=== INPUT RECORDS ===
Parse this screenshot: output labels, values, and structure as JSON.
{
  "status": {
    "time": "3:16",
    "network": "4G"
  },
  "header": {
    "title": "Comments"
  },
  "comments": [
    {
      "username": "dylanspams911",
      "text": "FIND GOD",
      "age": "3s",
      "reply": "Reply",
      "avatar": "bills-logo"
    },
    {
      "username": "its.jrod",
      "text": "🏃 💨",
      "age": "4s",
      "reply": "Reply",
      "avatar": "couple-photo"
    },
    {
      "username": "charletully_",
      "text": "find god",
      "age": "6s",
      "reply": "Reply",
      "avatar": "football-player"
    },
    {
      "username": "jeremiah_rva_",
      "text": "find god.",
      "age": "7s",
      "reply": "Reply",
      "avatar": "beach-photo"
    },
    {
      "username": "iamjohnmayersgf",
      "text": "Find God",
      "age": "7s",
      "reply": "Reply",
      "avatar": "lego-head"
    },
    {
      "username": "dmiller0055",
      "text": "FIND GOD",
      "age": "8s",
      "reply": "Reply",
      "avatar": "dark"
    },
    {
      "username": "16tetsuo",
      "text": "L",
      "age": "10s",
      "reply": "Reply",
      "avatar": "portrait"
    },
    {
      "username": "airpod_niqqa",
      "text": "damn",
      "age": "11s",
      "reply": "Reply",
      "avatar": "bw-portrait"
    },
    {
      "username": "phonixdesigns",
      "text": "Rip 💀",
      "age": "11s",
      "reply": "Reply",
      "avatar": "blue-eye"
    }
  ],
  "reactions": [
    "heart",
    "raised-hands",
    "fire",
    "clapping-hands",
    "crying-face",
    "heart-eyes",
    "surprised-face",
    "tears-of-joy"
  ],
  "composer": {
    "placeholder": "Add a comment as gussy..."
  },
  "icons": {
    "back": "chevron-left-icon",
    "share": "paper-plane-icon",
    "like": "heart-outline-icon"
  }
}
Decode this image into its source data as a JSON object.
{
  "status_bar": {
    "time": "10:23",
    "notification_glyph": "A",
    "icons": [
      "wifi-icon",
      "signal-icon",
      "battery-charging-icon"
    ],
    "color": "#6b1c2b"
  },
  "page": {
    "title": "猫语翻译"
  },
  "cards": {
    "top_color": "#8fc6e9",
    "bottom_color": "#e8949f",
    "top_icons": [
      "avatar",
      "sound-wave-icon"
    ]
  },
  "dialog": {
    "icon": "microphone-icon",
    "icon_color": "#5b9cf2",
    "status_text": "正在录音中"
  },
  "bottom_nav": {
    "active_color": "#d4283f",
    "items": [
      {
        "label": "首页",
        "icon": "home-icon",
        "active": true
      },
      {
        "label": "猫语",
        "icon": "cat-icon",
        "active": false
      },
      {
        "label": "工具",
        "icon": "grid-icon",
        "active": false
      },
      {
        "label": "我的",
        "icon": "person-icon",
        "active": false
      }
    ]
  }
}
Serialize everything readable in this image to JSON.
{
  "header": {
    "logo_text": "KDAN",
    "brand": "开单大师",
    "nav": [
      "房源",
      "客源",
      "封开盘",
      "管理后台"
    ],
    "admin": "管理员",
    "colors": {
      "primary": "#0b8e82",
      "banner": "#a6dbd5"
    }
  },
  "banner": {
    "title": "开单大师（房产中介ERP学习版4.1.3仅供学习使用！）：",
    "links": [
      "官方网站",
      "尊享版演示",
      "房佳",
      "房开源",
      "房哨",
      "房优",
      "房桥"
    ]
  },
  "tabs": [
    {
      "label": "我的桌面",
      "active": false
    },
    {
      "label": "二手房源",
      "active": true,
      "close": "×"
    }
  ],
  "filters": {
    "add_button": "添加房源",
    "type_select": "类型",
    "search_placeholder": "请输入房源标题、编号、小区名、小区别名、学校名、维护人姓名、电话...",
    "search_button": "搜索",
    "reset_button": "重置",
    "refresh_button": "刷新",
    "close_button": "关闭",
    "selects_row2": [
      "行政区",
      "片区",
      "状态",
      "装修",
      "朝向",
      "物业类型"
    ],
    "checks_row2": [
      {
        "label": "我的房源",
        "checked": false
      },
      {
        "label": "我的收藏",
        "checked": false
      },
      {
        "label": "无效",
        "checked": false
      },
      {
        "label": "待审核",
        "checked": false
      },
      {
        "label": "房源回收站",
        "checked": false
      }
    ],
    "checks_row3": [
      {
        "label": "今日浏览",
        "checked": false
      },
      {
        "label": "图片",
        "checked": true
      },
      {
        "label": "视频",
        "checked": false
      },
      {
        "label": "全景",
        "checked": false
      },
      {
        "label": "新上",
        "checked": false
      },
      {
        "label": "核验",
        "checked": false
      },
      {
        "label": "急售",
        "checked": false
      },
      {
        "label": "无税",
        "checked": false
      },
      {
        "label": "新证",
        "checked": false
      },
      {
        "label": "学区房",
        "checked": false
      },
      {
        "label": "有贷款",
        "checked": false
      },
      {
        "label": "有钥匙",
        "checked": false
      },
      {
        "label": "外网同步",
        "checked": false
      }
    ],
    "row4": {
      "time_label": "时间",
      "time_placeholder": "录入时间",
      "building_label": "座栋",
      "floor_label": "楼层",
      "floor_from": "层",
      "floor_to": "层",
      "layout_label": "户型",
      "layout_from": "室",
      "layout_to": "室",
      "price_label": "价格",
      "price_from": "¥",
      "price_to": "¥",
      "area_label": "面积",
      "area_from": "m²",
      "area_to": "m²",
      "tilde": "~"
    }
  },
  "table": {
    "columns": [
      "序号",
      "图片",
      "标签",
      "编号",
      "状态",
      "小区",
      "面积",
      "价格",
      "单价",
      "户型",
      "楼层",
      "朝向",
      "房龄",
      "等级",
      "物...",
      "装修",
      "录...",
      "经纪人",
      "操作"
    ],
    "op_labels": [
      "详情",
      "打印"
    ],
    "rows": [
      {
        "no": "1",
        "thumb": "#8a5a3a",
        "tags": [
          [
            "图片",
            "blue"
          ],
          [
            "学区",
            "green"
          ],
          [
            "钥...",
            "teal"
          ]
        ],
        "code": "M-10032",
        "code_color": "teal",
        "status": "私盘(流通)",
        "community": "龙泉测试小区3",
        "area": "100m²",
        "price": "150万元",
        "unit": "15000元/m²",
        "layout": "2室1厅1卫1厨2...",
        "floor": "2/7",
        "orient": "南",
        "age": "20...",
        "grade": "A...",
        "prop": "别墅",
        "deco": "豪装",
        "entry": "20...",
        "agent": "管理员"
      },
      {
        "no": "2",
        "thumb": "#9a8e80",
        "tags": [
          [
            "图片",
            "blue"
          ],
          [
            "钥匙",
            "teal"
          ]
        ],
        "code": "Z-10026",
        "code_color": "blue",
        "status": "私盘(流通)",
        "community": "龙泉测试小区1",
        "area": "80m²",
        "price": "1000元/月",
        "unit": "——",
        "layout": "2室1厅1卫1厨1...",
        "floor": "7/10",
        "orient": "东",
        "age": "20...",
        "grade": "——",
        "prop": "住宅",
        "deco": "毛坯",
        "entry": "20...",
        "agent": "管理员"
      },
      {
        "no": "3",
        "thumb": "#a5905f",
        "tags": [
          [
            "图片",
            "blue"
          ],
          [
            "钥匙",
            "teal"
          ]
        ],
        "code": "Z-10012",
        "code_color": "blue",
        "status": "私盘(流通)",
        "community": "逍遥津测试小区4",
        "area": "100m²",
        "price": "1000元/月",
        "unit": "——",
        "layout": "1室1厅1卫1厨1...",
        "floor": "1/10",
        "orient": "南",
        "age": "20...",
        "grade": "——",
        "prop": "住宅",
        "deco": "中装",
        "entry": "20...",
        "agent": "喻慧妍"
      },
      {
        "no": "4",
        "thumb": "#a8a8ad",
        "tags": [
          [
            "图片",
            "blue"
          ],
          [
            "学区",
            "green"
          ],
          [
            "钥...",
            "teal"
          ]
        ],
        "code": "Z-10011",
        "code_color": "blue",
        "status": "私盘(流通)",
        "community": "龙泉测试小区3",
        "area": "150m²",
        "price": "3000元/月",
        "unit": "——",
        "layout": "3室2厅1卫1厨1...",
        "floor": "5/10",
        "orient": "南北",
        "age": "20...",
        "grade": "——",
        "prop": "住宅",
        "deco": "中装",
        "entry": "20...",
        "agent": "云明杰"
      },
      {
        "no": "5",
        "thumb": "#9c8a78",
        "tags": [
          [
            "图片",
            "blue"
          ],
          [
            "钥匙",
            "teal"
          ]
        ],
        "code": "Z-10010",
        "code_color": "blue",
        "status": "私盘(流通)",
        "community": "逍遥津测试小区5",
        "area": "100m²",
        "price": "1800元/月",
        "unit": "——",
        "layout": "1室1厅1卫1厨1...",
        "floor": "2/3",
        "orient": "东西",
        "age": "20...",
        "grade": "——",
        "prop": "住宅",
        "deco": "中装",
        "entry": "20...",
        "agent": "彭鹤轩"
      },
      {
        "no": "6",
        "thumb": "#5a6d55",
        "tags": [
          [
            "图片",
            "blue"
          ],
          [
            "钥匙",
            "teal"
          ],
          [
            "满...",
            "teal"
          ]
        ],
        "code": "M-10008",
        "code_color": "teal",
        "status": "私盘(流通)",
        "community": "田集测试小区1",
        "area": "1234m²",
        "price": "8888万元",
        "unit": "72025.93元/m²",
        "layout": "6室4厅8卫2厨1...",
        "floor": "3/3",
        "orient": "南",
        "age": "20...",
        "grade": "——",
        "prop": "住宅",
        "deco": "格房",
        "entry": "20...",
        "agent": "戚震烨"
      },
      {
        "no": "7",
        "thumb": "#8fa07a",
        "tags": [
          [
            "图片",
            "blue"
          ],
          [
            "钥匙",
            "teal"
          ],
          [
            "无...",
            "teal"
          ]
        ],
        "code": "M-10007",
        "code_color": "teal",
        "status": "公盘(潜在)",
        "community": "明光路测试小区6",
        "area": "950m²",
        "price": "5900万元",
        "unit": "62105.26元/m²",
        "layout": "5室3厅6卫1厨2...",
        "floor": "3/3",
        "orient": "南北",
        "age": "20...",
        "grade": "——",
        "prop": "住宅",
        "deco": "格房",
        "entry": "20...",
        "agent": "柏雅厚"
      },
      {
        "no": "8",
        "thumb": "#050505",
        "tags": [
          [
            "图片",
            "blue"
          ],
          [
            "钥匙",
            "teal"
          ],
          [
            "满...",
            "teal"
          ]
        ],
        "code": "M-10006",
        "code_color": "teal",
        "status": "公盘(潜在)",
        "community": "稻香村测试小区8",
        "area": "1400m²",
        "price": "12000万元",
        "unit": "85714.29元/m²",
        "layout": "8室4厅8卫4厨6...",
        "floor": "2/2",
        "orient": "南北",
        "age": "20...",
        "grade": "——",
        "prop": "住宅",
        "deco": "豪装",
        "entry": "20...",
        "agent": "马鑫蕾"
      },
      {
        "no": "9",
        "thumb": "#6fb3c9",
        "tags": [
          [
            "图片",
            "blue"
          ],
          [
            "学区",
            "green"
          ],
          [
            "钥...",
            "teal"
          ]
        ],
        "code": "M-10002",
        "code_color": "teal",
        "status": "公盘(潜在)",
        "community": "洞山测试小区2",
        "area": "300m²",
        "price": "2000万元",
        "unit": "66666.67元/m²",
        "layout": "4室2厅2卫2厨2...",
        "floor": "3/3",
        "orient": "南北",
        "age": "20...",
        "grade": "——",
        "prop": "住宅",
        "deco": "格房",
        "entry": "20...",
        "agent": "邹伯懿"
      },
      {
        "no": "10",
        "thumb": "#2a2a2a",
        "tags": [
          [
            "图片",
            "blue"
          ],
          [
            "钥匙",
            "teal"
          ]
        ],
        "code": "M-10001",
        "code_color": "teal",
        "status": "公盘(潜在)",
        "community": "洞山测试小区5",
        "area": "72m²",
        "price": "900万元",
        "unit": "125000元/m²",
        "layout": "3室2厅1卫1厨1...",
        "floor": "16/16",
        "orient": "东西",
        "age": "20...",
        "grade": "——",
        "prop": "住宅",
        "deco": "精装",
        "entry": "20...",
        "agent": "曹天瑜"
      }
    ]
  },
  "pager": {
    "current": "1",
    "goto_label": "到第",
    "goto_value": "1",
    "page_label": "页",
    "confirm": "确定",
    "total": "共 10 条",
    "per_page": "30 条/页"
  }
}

=== STATED EXERCISE ===
Your task is to gather every line with the word "this" and copy it.

=== ANSWER FOR THE TASK ===
Parse this screenshot: output labels, values, and structure as JSON.
Decode this image into its source data as a JSON object.
Serialize everything readable in this image to JSON.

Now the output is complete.